◆ **WHAT THE TASK REQUIRES**
Reproduce the material exactly, omitting nothing.

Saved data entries
** Begin **
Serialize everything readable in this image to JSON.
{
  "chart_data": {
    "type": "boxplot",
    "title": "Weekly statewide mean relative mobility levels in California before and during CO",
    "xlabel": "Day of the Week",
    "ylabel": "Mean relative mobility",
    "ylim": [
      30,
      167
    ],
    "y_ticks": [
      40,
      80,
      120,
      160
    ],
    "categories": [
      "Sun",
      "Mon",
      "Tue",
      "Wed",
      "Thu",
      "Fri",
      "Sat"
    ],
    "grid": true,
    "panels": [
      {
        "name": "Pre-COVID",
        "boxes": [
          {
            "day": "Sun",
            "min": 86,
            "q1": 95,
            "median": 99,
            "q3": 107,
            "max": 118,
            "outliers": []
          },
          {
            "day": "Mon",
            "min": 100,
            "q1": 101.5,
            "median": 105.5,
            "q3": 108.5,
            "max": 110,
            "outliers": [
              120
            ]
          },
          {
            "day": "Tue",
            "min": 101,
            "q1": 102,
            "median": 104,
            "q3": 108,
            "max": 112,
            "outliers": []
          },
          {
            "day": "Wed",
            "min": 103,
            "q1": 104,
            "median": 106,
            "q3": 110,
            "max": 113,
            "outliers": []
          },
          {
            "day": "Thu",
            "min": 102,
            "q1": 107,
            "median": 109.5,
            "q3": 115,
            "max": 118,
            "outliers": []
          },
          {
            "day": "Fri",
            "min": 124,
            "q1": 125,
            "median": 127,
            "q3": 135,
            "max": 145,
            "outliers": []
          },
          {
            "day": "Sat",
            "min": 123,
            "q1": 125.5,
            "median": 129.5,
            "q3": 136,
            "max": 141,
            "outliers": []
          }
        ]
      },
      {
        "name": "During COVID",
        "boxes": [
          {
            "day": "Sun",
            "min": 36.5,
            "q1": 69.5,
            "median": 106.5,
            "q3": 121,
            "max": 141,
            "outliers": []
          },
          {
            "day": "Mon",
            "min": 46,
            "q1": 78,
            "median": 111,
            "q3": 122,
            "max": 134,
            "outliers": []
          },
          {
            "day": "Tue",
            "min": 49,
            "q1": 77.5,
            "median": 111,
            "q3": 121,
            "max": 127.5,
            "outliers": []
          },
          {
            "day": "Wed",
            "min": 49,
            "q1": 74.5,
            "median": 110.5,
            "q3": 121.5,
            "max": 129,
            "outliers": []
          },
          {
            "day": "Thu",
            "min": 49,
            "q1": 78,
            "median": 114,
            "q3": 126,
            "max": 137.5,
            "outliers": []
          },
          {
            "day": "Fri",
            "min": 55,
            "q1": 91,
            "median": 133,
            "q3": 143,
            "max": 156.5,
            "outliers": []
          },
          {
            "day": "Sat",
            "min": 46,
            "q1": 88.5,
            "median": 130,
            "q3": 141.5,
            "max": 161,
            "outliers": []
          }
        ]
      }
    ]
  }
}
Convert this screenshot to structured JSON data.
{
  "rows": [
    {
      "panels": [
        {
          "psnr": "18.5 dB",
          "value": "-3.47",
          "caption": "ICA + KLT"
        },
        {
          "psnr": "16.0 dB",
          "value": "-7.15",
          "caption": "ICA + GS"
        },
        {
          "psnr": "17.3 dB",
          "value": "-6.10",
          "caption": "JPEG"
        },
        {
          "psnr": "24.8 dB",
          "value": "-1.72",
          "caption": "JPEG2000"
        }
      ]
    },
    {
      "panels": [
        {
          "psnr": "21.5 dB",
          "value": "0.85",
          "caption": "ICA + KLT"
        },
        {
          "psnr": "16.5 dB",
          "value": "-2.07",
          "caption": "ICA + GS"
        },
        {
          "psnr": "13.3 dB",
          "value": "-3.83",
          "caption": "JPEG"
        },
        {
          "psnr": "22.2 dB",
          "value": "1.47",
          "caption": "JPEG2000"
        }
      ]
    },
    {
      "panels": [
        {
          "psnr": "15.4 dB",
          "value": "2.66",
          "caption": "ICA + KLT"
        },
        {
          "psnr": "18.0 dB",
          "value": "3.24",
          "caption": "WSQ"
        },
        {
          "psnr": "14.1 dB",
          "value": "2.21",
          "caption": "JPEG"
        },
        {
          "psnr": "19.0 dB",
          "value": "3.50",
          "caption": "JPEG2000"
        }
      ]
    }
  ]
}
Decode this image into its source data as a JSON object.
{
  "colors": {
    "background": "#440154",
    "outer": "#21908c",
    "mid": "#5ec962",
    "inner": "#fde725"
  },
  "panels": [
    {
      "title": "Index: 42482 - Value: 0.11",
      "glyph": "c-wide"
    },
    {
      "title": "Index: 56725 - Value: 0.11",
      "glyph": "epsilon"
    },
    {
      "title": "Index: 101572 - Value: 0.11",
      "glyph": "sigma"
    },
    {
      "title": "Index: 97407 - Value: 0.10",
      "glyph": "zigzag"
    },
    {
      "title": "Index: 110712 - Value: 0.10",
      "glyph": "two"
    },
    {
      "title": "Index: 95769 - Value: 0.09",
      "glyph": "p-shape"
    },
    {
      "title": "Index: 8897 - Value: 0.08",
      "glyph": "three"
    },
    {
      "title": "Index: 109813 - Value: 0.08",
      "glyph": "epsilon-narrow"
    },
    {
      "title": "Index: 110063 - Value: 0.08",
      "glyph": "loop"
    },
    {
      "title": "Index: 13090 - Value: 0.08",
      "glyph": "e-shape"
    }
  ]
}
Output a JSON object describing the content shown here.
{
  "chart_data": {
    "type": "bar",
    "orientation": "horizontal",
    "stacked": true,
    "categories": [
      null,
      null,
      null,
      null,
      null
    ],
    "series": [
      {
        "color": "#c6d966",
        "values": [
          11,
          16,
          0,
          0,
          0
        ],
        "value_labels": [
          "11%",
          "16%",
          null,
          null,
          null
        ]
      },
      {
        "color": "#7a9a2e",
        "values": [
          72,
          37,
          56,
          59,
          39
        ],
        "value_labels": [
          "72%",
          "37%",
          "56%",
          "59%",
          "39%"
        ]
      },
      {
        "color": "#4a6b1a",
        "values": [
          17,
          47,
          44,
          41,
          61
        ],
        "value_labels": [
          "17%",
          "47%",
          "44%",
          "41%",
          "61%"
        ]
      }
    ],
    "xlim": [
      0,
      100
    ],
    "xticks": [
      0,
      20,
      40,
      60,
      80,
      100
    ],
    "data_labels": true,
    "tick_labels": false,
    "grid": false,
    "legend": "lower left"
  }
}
** End **
◆ **CORRECT OUTPUT**
Serialize everything readable in this image to JSON.
{
  "chart_data": {
    "type": "boxplot",
    "title": "Weekly statewide mean relative mobility levels in California before and during CO",
    "xlabel": "Day of the Week",
    "ylabel": "Mean relative mobility",
    "ylim": [
      30,
      167
    ],
    "y_ticks": [
      40,
      80,
      120,
      160
    ],
    "categories": [
      "Sun",
      "Mon",
      "Tue",
      "Wed",
      "Thu",
      "Fri",
      "Sat"
    ],
    "grid": true,
    "panels": [
      {
        "name": "Pre-COVID",
        "boxes": [
          {
            "day": "Sun",
            "min": 86,
            "q1": 95,
            "median": 99,
            "q3": 107,
            "max": 118,
            "outliers": []
          },
          {
            "day": "Mon",
            "min": 100,
            "q1": 101.5,
            "median": 105.5,
            "q3": 108.5,
            "max": 110,
            "outliers": [
              120
            ]
          },
          {
            "day": "Tue",
            "min": 101,
            "q1": 102,
            "median": 104,
            "q3": 108,
            "max": 112,
            "outliers": []
          },
          {
            "day": "Wed",
            "min": 103,
            "q1": 104,
            "median": 106,
            "q3": 110,
            "max": 113,
            "outliers": []
          },
          {
            "day": "Thu",
            "min": 102,
            "q1": 107,
            "median": 109.5,
            "q3": 115,
            "max": 118,
            "outliers": []
          },
          {
            "day": "Fri",
            "min": 124,
            "q1": 125,
            "median": 127,
            "q3": 135,
            "max": 145,
            "outliers": []
          },
          {
            "day": "Sat",
            "min": 123,
            "q1": 125.5,
            "median": 129.5,
            "q3": 136,
            "max": 141,
            "outliers": []
          }
        ]
      },
      {
        "name": "During COVID",
        "boxes": [
          {
            "day": "Sun",
            "min": 36.5,
            "q1": 69.5,
            "median": 106.5,
            "q3": 121,
            "max": 141,
            "outliers": []
          },
          {
            "day": "Mon",
            "min": 46,
            "q1": 78,
            "median": 111,
            "q3": 122,
            "max": 134,
            "outliers": []
          },
          {
            "day": "Tue",
            "min": 49,
            "q1": 77.5,
            "median": 111,
            "q3": 121,
            "max": 127.5,
            "outliers": []
          },
          {
            "day": "Wed",
            "min": 49,
            "q1": 74.5,
            "median": 110.5,
            "q3": 121.5,
            "max": 129,
            "outliers": []
          },
          {
            "day": "Thu",
            "min": 49,
            "q1": 78,
            "median": 114,
            "q3": 126,
            "max": 137.5,
            "outliers": []
          },
          {
            "day": "Fri",
            "min": 55,
            "q1": 91,
            "median": 133,
            "q3": 143,
            "max": 156.5,
            "outliers": []
          },
          {
            "day": "Sat",
            "min": 46,
            "q1": 88.5,
            "median": 130,
            "q3": 141.5,
            "max": 161,
            "outliers": []
          }
        ]
      }
    ]
  }
}
Convert this screenshot to structured JSON data.
{
  "rows": [
    {
      "panels": [
        {
          "psnr": "18.5 dB",
          "value": "-3.47",
          "caption": "ICA + KLT"
        },
        {
          "psnr": "16.0 dB",
          "value": "-7.15",
          "caption": "ICA + GS"
        },
        {
          "psnr": "17.3 dB",
          "value": "-6.10",
          "caption": "JPEG"
        },
        {
          "psnr": "24.8 dB",
          "value": "-1.72",
          "caption": "JPEG2000"
        }
      ]
    },
    {
      "panels": [
        {
          "psnr": "21.5 dB",
          "value": "0.85",
          "caption": "ICA + KLT"
        },
        {
          "psnr": "16.5 dB",
          "value": "-2.07",
          "caption": "ICA + GS"
        },
        {
          "psnr": "13.3 dB",
          "value": "-3.83",
          "caption": "JPEG"
        },
        {
          "psnr": "22.2 dB",
          "value": "1.47",
          "caption": "JPEG2000"
        }
      ]
    },
    {
      "panels": [
        {
          "psnr": "15.4 dB",
          "value": "2.66",
          "caption": "ICA + KLT"
        },
        {
          "psnr": "18.0 dB",
          "value": "3.24",
          "caption": "WSQ"
        },
        {
          "psnr": "14.1 dB",
          "value": "2.21",
          "caption": "JPEG"
        },
        {
          "psnr": "19.0 dB",
          "value": "3.50",
          "caption": "JPEG2000"
        }
      ]
    }
  ]
}
Decode this image into its source data as a JSON object.
{
  "colors": {
    "background": "#440154",
    "outer": "#21908c",
    "mid": "#5ec962",
    "inner": "#fde725"
  },
  "panels": [
    {
      "title": "Index: 42482 - Value: 0.11",
      "glyph": "c-wide"
    },
    {
      "title": "Index: 56725 - Value: 0.11",
      "glyph": "epsilon"
    },
    {
      "title": "Index: 101572 - Value: 0.11",
      "glyph": "sigma"
    },
    {
      "title": "Index: 97407 - Value: 0.10",
      "glyph": "zigzag"
    },
    {
      "title": "Index: 110712 - Value: 0.10",
      "glyph": "two"
    },
    {
      "title": "Index: 95769 - Value: 0.09",
      "glyph": "p-shape"
    },
    {
      "title": "Index: 8897 - Value: 0.08",
      "glyph": "three"
    },
    {
      "title": "Index: 109813 - Value: 0.08",
      "glyph": "epsilon-narrow"
    },
    {
      "title": "Index: 110063 - Value: 0.08",
      "glyph": "loop"
    },
    {
      "title": "Index: 13090 - Value: 0.08",
      "glyph": "e-shape"
    }
  ]
}
Output a JSON object describing the content shown here.
{
  "chart_data": {
    "type": "bar",
    "orientation": "horizontal",
    "stacked": true,
    "categories": [
      null,
      null,
      null,
      null,
      null
    ],
    "series": [
      {
        "color": "#c6d966",
        "values": [
          11,
          16,
          0,
          0,
          0
        ],
        "value_labels": [
          "11%",
          "16%",
          null,
          null,
          null
        ]
      },
      {
        "color": "#7a9a2e",
        "values": [
          72,
          37,
          56,
          59,
          39
        ],
        "value_labels": [
          "72%",
          "37%",
          "56%",
          "59%",
          "39%"
        ]
      },
      {
        "color": "#4a6b1a",
        "values": [
          17,
          47,
          44,
          41,
          61
        ],
        "value_labels": [
          "17%",
          "47%",
          "44%",
          "41%",
          "61%"
        ]
      }
    ],
    "xlim": [
      0,
      100
    ],
    "xticks": [
      0,
      20,
      40,
      60,
      80,
      100
    ],
    "data_labels": true,
    "tick_labels": false,
    "grid": false,
    "legend": "lower left"
  }
}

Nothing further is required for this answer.